● **WHAT YOU SHOULD DO**
Answer with a single number, the count of lines holding the word "this".

[Recorded data]
******

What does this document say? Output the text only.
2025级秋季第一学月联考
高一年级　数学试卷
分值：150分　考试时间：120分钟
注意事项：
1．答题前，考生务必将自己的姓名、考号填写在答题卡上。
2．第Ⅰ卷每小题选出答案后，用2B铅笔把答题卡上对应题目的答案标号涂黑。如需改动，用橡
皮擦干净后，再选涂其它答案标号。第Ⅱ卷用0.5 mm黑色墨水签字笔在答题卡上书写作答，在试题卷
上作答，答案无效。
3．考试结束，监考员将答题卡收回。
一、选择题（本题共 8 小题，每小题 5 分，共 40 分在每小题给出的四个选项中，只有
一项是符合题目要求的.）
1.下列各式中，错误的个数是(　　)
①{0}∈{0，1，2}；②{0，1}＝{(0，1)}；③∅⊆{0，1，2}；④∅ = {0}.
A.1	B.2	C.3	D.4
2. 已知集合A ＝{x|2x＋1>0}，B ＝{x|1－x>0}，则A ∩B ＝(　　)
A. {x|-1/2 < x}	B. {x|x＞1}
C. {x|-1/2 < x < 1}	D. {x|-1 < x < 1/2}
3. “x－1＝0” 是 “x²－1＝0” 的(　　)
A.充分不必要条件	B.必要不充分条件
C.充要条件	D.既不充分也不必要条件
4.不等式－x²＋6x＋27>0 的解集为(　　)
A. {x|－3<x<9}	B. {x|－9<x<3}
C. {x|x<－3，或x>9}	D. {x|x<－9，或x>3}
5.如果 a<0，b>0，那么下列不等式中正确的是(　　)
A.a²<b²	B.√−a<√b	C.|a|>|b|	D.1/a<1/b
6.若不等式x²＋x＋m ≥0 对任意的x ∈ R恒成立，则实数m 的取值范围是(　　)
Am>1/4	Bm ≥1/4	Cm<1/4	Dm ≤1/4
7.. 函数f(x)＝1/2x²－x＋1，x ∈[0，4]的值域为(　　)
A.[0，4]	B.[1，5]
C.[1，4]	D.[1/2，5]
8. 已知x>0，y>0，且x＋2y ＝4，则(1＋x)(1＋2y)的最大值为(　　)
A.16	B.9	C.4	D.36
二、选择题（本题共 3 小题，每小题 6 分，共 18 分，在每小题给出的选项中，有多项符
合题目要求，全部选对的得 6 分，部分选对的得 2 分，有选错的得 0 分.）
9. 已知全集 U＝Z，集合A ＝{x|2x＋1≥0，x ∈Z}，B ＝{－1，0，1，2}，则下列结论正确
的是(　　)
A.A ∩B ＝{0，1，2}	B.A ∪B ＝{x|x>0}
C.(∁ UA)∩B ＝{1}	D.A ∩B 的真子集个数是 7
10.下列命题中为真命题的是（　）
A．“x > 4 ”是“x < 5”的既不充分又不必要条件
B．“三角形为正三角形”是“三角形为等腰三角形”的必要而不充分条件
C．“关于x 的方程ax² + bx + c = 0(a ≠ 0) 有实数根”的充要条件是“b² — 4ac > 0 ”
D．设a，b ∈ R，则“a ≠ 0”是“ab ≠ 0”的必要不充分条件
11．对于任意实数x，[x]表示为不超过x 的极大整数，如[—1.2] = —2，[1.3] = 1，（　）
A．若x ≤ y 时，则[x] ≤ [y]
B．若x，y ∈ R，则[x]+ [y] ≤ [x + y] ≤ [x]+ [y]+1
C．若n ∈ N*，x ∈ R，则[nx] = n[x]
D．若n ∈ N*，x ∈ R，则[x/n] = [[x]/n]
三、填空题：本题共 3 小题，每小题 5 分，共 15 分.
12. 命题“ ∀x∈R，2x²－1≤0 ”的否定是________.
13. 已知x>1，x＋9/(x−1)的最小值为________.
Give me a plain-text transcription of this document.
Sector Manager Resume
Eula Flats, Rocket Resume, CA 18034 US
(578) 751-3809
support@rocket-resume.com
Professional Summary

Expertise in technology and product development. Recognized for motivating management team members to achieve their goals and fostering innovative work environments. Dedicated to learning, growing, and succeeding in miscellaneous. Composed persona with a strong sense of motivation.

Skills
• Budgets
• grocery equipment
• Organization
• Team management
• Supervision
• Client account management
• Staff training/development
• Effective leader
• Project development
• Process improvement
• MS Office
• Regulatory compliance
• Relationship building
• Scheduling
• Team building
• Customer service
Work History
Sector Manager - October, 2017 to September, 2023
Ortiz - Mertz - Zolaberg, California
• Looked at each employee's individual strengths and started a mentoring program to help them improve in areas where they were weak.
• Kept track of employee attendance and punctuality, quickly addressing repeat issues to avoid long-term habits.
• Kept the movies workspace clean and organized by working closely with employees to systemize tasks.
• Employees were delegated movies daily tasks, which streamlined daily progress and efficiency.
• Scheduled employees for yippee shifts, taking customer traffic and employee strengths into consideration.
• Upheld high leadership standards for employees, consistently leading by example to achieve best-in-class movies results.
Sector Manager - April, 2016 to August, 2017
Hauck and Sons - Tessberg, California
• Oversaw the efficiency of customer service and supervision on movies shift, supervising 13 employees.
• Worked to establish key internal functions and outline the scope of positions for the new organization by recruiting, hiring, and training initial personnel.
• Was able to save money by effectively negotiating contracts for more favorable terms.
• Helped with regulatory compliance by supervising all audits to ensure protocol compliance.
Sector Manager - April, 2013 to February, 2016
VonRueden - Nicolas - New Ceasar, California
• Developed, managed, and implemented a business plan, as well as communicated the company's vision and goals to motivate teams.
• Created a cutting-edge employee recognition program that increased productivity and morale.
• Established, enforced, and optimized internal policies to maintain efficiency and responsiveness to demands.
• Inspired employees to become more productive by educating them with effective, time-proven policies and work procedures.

******

● **COMPLETE RESPONSE**
2